--- START OF THE RECORDS ---
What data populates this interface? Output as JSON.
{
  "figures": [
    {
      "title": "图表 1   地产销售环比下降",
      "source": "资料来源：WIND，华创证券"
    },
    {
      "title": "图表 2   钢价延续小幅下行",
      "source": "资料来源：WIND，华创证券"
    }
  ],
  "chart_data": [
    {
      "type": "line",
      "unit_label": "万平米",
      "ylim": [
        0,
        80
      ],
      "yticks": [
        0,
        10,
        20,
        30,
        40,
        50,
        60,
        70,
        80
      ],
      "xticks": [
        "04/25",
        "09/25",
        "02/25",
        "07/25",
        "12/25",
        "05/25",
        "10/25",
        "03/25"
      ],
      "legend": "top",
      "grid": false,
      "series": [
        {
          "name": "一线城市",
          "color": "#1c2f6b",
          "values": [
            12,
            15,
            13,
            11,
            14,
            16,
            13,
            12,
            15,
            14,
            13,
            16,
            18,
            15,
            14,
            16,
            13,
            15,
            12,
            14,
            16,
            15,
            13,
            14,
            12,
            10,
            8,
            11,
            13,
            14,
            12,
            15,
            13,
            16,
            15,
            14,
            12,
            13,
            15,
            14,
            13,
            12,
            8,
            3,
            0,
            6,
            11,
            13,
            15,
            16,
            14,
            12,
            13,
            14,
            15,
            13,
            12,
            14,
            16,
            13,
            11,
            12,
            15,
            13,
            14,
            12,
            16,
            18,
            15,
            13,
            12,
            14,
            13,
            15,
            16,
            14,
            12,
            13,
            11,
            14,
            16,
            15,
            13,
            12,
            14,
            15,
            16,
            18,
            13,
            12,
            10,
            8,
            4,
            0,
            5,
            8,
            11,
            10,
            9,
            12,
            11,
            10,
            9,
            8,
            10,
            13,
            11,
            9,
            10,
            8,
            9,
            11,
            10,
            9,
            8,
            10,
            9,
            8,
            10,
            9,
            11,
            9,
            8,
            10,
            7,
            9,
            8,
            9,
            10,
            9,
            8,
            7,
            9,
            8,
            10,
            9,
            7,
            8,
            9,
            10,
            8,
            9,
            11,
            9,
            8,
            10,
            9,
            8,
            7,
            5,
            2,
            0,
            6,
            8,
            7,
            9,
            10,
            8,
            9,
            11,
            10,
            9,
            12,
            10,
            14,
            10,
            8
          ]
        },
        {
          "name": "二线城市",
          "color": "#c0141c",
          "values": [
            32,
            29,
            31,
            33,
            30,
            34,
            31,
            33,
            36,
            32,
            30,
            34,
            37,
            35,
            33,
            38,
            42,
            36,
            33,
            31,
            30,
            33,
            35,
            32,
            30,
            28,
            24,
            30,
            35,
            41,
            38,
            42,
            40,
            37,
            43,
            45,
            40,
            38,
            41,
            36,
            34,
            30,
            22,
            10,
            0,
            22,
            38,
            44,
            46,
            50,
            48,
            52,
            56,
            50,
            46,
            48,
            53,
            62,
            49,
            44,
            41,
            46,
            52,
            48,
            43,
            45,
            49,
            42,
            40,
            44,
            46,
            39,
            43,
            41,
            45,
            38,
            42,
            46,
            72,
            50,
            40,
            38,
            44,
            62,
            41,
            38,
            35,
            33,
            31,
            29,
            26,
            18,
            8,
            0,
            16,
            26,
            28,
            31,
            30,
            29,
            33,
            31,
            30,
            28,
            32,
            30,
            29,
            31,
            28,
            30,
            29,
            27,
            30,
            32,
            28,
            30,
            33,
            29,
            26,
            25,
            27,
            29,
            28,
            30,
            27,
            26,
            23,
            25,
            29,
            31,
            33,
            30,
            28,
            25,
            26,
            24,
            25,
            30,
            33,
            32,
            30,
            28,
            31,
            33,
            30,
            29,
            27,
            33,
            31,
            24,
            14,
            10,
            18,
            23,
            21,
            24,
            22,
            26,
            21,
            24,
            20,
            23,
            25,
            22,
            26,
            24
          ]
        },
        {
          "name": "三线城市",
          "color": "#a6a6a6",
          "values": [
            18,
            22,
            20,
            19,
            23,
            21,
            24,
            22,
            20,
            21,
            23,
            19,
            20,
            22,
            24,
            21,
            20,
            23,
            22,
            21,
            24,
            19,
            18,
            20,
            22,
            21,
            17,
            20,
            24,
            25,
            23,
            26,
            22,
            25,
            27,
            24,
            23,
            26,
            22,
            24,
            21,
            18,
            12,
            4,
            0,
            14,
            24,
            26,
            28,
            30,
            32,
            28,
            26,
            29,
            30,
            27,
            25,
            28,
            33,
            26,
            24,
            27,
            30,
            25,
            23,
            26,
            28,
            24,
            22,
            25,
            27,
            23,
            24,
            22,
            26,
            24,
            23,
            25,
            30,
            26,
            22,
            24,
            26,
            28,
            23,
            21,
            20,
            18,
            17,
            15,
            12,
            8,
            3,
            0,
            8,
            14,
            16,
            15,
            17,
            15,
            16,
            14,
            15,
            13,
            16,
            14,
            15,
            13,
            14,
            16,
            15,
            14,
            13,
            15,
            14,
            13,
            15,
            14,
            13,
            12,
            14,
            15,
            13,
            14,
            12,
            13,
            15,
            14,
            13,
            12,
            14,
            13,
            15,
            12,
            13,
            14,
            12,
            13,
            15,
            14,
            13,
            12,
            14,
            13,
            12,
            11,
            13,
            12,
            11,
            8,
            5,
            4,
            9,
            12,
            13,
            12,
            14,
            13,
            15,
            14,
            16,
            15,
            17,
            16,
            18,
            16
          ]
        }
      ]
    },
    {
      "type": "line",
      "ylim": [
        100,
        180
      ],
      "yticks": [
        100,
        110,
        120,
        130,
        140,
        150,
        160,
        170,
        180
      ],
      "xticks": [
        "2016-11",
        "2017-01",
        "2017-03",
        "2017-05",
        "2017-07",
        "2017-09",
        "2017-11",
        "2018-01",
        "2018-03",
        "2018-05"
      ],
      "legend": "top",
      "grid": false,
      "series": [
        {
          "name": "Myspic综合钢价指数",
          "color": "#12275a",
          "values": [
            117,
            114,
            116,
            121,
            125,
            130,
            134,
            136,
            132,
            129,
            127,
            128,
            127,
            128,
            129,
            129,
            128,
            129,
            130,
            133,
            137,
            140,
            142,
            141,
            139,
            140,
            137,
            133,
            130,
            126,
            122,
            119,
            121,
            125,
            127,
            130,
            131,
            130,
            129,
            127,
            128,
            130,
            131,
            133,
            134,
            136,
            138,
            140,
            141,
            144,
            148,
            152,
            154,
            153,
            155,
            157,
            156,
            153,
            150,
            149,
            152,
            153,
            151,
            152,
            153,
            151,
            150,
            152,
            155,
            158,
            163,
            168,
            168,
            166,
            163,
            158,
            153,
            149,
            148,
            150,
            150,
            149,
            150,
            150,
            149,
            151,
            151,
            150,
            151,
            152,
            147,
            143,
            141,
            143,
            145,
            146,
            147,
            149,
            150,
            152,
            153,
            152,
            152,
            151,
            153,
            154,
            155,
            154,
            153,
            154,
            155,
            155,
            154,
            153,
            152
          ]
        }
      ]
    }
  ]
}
--- END OF THE RECORDS ---
GIVEN EXERCISE —
All the entries above need to be reproduced exactly.

RESULT OF THIS TASK —
What data populates this interface? Output as JSON.
{
  "figures": [
    {
      "title": "图表 1   地产销售环比下降",
      "source": "资料来源：WIND，华创证券"
    },
    {
      "title": "图表 2   钢价延续小幅下行",
      "source": "资料来源：WIND，华创证券"
    }
  ],
  "chart_data": [
    {
      "type": "line",
      "unit_label": "万平米",
      "ylim": [
        0,
        80
      ],
      "yticks": [
        0,
        10,
        20,
        30,
        40,
        50,
        60,
        70,
        80
      ],
      "xticks": [
        "04/25",
        "09/25",
        "02/25",
        "07/25",
        "12/25",
        "05/25",
        "10/25",
        "03/25"
      ],
      "legend": "top",
      "grid": false,
      "series": [
        {
          "name": "一线城市",
          "color": "#1c2f6b",
          "values": [
            12,
            15,
            13,
            11,
            14,
            16,
            13,
            12,
            15,
            14,
            13,
            16,
            18,
            15,
            14,
            16,
            13,
            15,
            12,
            14,
            16,
            15,
            13,
            14,
            12,
            10,
            8,
            11,
            13,
            14,
            12,
            15,
            13,
            16,
            15,
            14,
            12,
            13,
            15,
            14,
            13,
            12,
            8,
            3,
            0,
            6,
            11,
            13,
            15,
            16,
            14,
            12,
            13,
            14,
            15,
            13,
            12,
            14,
            16,
            13,
            11,
            12,
            15,
            13,
            14,
            12,
            16,
            18,
            15,
            13,
            12,
            14,
            13,
            15,
            16,
            14,
            12,
            13,
            11,
            14,
            16,
            15,
            13,
            12,
            14,
            15,
            16,
            18,
            13,
            12,
            10,
            8,
            4,
            0,
            5,
            8,
            11,
            10,
            9,
            12,
            11,
            10,
            9,
            8,
            10,
            13,
            11,
            9,
            10,
            8,
            9,
            11,
            10,
            9,
            8,
            10,
            9,
            8,
            10,
            9,
            11,
            9,
            8,
            10,
            7,
            9,
            8,
            9,
            10,
            9,
            8,
            7,
            9,
            8,
            10,
            9,
            7,
            8,
            9,
            10,
            8,
            9,
            11,
            9,
            8,
            10,
            9,
            8,
            7,
            5,
            2,
            0,
            6,
            8,
            7,
            9,
            10,
            8,
            9,
            11,
            10,
            9,
            12,
            10,
            14,
            10,
            8
          ]
        },
        {
          "name": "二线城市",
          "color": "#c0141c",
          "values": [
            32,
            29,
            31,
            33,
            30,
            34,
            31,
            33,
            36,
            32,
            30,
            34,
            37,
            35,
            33,
            38,
            42,
            36,
            33,
            31,
            30,
            33,
            35,
            32,
            30,
            28,
            24,
            30,
            35,
            41,
            38,
            42,
            40,
            37,
            43,
            45,
            40,
            38,
            41,
            36,
            34,
            30,
            22,
            10,
            0,
            22,
            38,
            44,
            46,
            50,
            48,
            52,
            56,
            50,
            46,
            48,
            53,
            62,
            49,
            44,
            41,
            46,
            52,
            48,
            43,
            45,
            49,
            42,
            40,
            44,
            46,
            39,
            43,
            41,
            45,
            38,
            42,
            46,
            72,
            50,
            40,
            38,
            44,
            62,
            41,
            38,
            35,
            33,
            31,
            29,
            26,
            18,
            8,
            0,
            16,
            26,
            28,
            31,
            30,
            29,
            33,
            31,
            30,
            28,
            32,
            30,
            29,
            31,
            28,
            30,
            29,
            27,
            30,
            32,
            28,
            30,
            33,
            29,
            26,
            25,
            27,
            29,
            28,
            30,
            27,
            26,
            23,
            25,
            29,
            31,
            33,
            30,
            28,
            25,
            26,
            24,
            25,
            30,
            33,
            32,
            30,
            28,
            31,
            33,
            30,
            29,
            27,
            33,
            31,
            24,
            14,
            10,
            18,
            23,
            21,
            24,
            22,
            26,
            21,
            24,
            20,
            23,
            25,
            22,
            26,
            24
          ]
        },
        {
          "name": "三线城市",
          "color": "#a6a6a6",
          "values": [
            18,
            22,
            20,
            19,
            23,
            21,
            24,
            22,
            20,
            21,
            23,
            19,
            20,
            22,
            24,
            21,
            20,
            23,
            22,
            21,
            24,
            19,
            18,
            20,
            22,
            21,
            17,
            20,
            24,
            25,
            23,
            26,
            22,
            25,
            27,
            24,
            23,
            26,
            22,
            24,
            21,
            18,
            12,
            4,
            0,
            14,
            24,
            26,
            28,
            30,
            32,
            28,
            26,
            29,
            30,
            27,
            25,
            28,
            33,
            26,
            24,
            27,
            30,
            25,
            23,
            26,
            28,
            24,
            22,
            25,
            27,
            23,
            24,
            22,
            26,
            24,
            23,
            25,
            30,
            26,
            22,
            24,
            26,
            28,
            23,
            21,
            20,
            18,
            17,
            15,
            12,
            8,
            3,
            0,
            8,
            14,
            16,
            15,
            17,
            15,
            16,
            14,
            15,
            13,
            16,
            14,
            15,
            13,
            14,
            16,
            15,
            14,
            13,
            15,
            14,
            13,
            15,
            14,
            13,
            12,
            14,
            15,
            13,
            14,
            12,
            13,
            15,
            14,
            13,
            12,
            14,
            13,
            15,
            12,
            13,
            14,
            12,
            13,
            15,
            14,
            13,
            12,
            14,
            13,
            12,
            11,
            13,
            12,
            11,
            8,
            5,
            4,
            9,
            12,
            13,
            12,
            14,
            13,
            15,
            14,
            16,
            15,
            17,
            16,
            18,
            16
          ]
        }
      ]
    },
    {
      "type": "line",
      "ylim": [
        100,
        180
      ],
      "yticks": [
        100,
        110,
        120,
        130,
        140,
        150,
        160,
        170,
        180
      ],
      "xticks": [
        "2016-11",
        "2017-01",
        "2017-03",
        "2017-05",
        "2017-07",
        "2017-09",
        "2017-11",
        "2018-01",
        "2018-03",
        "2018-05"
      ],
      "legend": "top",
      "grid": false,
      "series": [
        {
          "name": "Myspic综合钢价指数",
          "color": "#12275a",
          "values": [
            117,
            114,
            116,
            121,
            125,
            130,
            134,
            136,
            132,
            129,
            127,
            128,
            127,
            128,
            129,
            129,
            128,
            129,
            130,
            133,
            137,
            140,
            142,
            141,
            139,
            140,
            137,
            133,
            130,
            126,
            122,
            119,
            121,
            125,
            127,
            130,
            131,
            130,
            129,
            127,
            128,
            130,
            131,
            133,
            134,
            136,
            138,
            140,
            141,
            144,
            148,
            152,
            154,
            153,
            155,
            157,
            156,
            153,
            150,
            149,
            152,
            153,
            151,
            152,
            153,
            151,
            150,
            152,
            155,
            158,
            163,
            168,
            168,
            166,
            163,
            158,
            153,
            149,
            148,
            150,
            150,
            149,
            150,
            150,
            149,
            151,
            151,
            150,
            151,
            152,
            147,
            143,
            141,
            143,
            145,
            146,
            147,
            149,
            150,
            152,
            153,
            152,
            152,
            151,
            153,
            154,
            155,
            154,
            153,
            154,
            155,
            155,
            154,
            153,
            152
          ]
        }
      ]
    }
  ]
}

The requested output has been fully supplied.